Extracted text:
◆ ◆ ◆ ◆ ◆ ◆ ◆

# Fake GUESS Purse?



## Dubsbelle (Nov 3, 2006)

I'm not much of a designer purse gal..actually I don't know anything about designer purses, especially how fakes look like. I received a tiny Guess purse as a gift and I don't know if it's realy GUESS, (I would be too embarassed to ask her either!) I have no use for this, so I thought I may sell it. But I want to know first if this is fake/not...

The inside of the purse is plain (no monogram or signature pattern on the inside) and there is no guess tag whatsoever on the inside. There are only 3 areas that have the guess logo, the front magnet closure area and the 2 metal square loops where the straps go through (see pix). Straps are definitely not leather (plastic probably). Zippers of the purse are plain and have no logo either.

Sorry for the crappy lighting of the pics.

*THANKS IN ADVANCE FOR THE HELP!!!!*


----------



## Jane22067 (Nov 3, 2006)

It looks very real to me


----------



## Nox (Nov 3, 2006)

I think you're okay... it looks like the purse checks out alright. The Guess brand does not necessarily carry an uber intricate/exclusive line of handbags.

You should still be able to sell it for a decent price even if you don't put the word "AUTHENTIC" in the description, because it's a cute purse.

If you are still in doubt, perhaps go to the Guess website, hopefully, they might have a picture and description of the purse interior...


----------



## Princess6828 (Nov 3, 2006)

I am pretty sure that is fake. All the Guess purses I have say it somewhere on the inside, and the "G's" aren't interlocking


----------



## Anna (Nov 3, 2006)

Originally Posted by *Princess6828* /img/forum/go_quote.gif I am pretty sure that is fake. All the Guess purses I have say it somewhere on the inside, and the "G's" aren't interlocking agreed. i think its a fake guess purse...thats um...rare?

◆ ◆ ◆ ◆ ◆ ◆ ◆

Problems to work on:
1. In the forum thread about the Guess purse, what does Dubsbelle say the straps are probably made of?
2. Reproduce the lines of the records from the one containing "- day-number: 15: [290, 239, 303, 253]" down to the one containing "- day-cell: 6: [102, 146, 193, 233]", including both of those lines and nothing else.
The records that come next are unrelated to the forum thread.

Exercise materials:
◆ ◆ ◆ ◆ ◆ ◆ ◆

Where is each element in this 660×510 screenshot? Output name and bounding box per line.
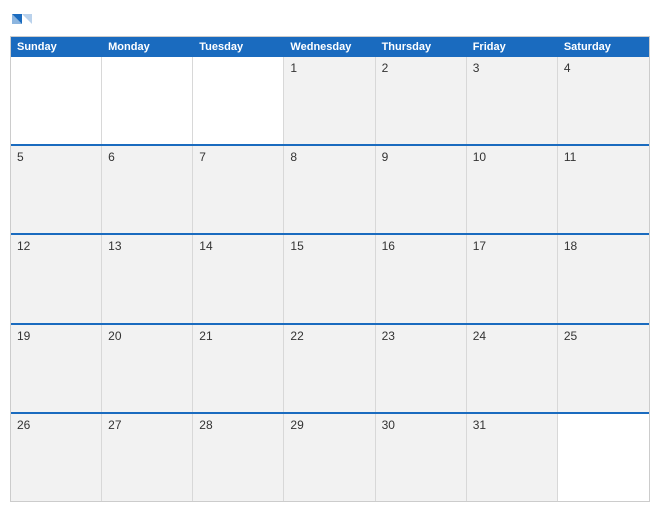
- day-number: 15: [290, 239, 303, 253]
- day-cell: 30: [376, 414, 467, 501]
- day-number: 9: [382, 150, 389, 164]
- day-number: 16: [382, 239, 395, 253]
- day-cell: 12: [11, 235, 102, 322]
- day-number: 10: [473, 150, 486, 164]
- day-number: 5: [17, 150, 24, 164]
- day-number: 27: [108, 418, 121, 432]
- day-number: 18: [564, 239, 577, 253]
- day-number: 17: [473, 239, 486, 253]
- week-row-3: 12 13 14 15 16 17 18: [11, 233, 649, 322]
- day-header-saturday: Saturday: [558, 37, 649, 57]
- day-cell: 28: [193, 414, 284, 501]
- day-header-tuesday: Tuesday: [193, 37, 284, 57]
- day-number: 7: [199, 150, 206, 164]
- day-number: 8: [290, 150, 297, 164]
- day-number: 13: [108, 239, 121, 253]
- calendar: SundayMondayTuesdayWednesdayThursdayFrid…: [10, 36, 650, 502]
- day-number: 22: [290, 329, 303, 343]
- week-row-1: 1 2 3 4: [11, 57, 649, 144]
- day-cell: 23: [376, 325, 467, 412]
- logo: [10, 10, 36, 32]
- weeks: 1234567891011121314151617181920212223242…: [11, 57, 649, 501]
- day-number: 11: [564, 150, 576, 164]
- day-cell: 26: [11, 414, 102, 501]
- day-cell: 31: [467, 414, 558, 501]
- day-header-thursday: Thursday: [376, 37, 467, 57]
- logo-icon: [10, 10, 32, 32]
- day-cell: 2: [376, 57, 467, 144]
- day-cell: 9: [376, 146, 467, 233]
- day-cell: 6: [102, 146, 193, 233]
- day-cell: 11: [558, 146, 649, 233]
- day-cell: 27: [102, 414, 193, 501]
- day-cell: 22: [284, 325, 375, 412]
- day-cell: [558, 414, 649, 501]
- week-row-4: 19 20 21 22 23 24 25: [11, 323, 649, 412]
- day-cell: [102, 57, 193, 144]
- day-number: 24: [473, 329, 486, 343]
- day-cell: 25: [558, 325, 649, 412]
- day-number: 29: [290, 418, 303, 432]
- day-cell: 13: [102, 235, 193, 322]
- day-number: 26: [17, 418, 30, 432]
- day-number: 4: [564, 61, 571, 75]
- day-cell: [193, 57, 284, 144]
- day-header-wednesday: Wednesday: [284, 37, 375, 57]
- day-number: 31: [473, 418, 486, 432]
- day-header-monday: Monday: [102, 37, 193, 57]
- day-cell: 16: [376, 235, 467, 322]
- day-cell: 17: [467, 235, 558, 322]
- day-headers: SundayMondayTuesdayWednesdayThursdayFrid…: [11, 37, 649, 57]
- day-number: 19: [17, 329, 30, 343]
- day-cell: [11, 57, 102, 144]
- day-cell: 3: [467, 57, 558, 144]
- day-cell: 20: [102, 325, 193, 412]
- day-cell: 24: [467, 325, 558, 412]
- page: SundayMondayTuesdayWednesdayThursdayFrid…: [0, 0, 660, 510]
- day-header-friday: Friday: [467, 37, 558, 57]
- week-row-2: 5 6 7 8 9 10 11: [11, 144, 649, 233]
- day-cell: 7: [193, 146, 284, 233]
- day-cell: 5: [11, 146, 102, 233]
- day-number: 30: [382, 418, 395, 432]
- day-header-sunday: Sunday: [11, 37, 102, 57]
- day-number: 14: [199, 239, 212, 253]
- week-row-5: 26 27 28 29 30 31: [11, 412, 649, 501]
- day-number: 28: [199, 418, 212, 432]
- day-cell: 14: [193, 235, 284, 322]
- day-cell: 18: [558, 235, 649, 322]
- day-number: 21: [199, 329, 212, 343]
- day-number: 6: [108, 150, 115, 164]
- day-cell: 29: [284, 414, 375, 501]
- day-cell: 19: [11, 325, 102, 412]
- day-number: 3: [473, 61, 480, 75]
- day-number: 20: [108, 329, 121, 343]
- header: [10, 10, 650, 32]
- day-number: 2: [382, 61, 389, 75]
- day-cell: 15: [284, 235, 375, 322]
- day-cell: 8: [284, 146, 375, 233]
- day-cell: 4: [558, 57, 649, 144]
- day-number: 25: [564, 329, 577, 343]
- day-number: 1: [290, 61, 297, 75]
- day-number: 12: [17, 239, 30, 253]
- day-cell: 1: [284, 57, 375, 144]
- day-cell: 21: [193, 325, 284, 412]
- day-number: 23: [382, 329, 395, 343]
- day-cell: 10: [467, 146, 558, 233]
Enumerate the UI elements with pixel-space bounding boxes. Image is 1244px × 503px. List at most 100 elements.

◆ ◆ ◆ ◆ ◆ ◆ ◆

Per-task outputs:
1. Plastic.

2.
- day-number: 15: [290, 239, 303, 253]
- day-cell: 30: [376, 414, 467, 501]
- day-number: 9: [382, 150, 389, 164]
- day-number: 16: [382, 239, 395, 253]
- day-cell: 12: [11, 235, 102, 322]
- day-number: 10: [473, 150, 486, 164]
- day-number: 5: [17, 150, 24, 164]
- day-number: 27: [108, 418, 121, 432]
- day-number: 18: [564, 239, 577, 253]
- day-number: 17: [473, 239, 486, 253]
- week-row-3: 12 13 14 15 16 17 18: [11, 233, 649, 322]
- day-header-saturday: Saturday: [558, 37, 649, 57]
- day-cell: 28: [193, 414, 284, 501]
- day-header-tuesday: Tuesday: [193, 37, 284, 57]
- day-number: 7: [199, 150, 206, 164]
- day-number: 8: [290, 150, 297, 164]
- day-number: 13: [108, 239, 121, 253]
- calendar: SundayMondayTuesdayWednesdayThursdayFrid…: [10, 36, 650, 502]
- day-number: 22: [290, 329, 303, 343]
- week-row-1: 1 2 3 4: [11, 57, 649, 144]
- day-cell: 23: [376, 325, 467, 412]
- logo: [10, 10, 36, 32]
- weeks: 1234567891011121314151617181920212223242…: [11, 57, 649, 501]
- day-number: 11: [564, 150, 576, 164]
- day-cell: 26: [11, 414, 102, 501]
- day-cell: 31: [467, 414, 558, 501]
- day-header-thursday: Thursday: [376, 37, 467, 57]
- logo-icon: [10, 10, 32, 32]
- day-cell: 2: [376, 57, 467, 144]
- day-cell: 9: [376, 146, 467, 233]
- day-cell: 6: [102, 146, 193, 233]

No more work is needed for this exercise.